_Instructions for the task_: Work out how many lines of the data hold the string "icon", and reply with that number alone.
++++++++++
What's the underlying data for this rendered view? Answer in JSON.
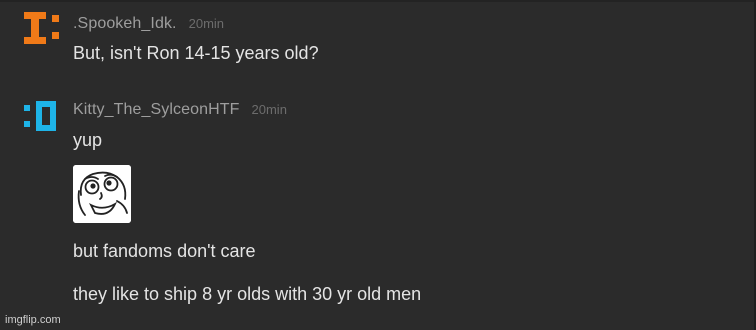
{
  "messages": [
    {
      "username": ".Spookeh_Idk.",
      "timestamp": "20min",
      "avatar_icon": "orange-pixel-avatar-icon",
      "avatar_color": "#f07a18",
      "lines": [
        "But, isn't Ron 14-15 years old?"
      ]
    },
    {
      "username": "Kitty_The_SylceonHTF",
      "timestamp": "20min",
      "avatar_icon": "cyan-pixel-avatar-icon",
      "avatar_color": "#1eb4e8",
      "lines": [
        "yup",
        "but fandoms don't care",
        "they like to ship 8 yr olds with 30 yr old men"
      ],
      "image_icon": "derp-face-meme-icon"
    }
  ],
  "watermark": "imgflip.com",
  "colors": {
    "background": "#2b2b2b",
    "username": "#9e9e9e",
    "timestamp": "#6c6c6c",
    "text": "#e4e4e4"
  }
}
++++++++++
_Solution to this exercise_: 3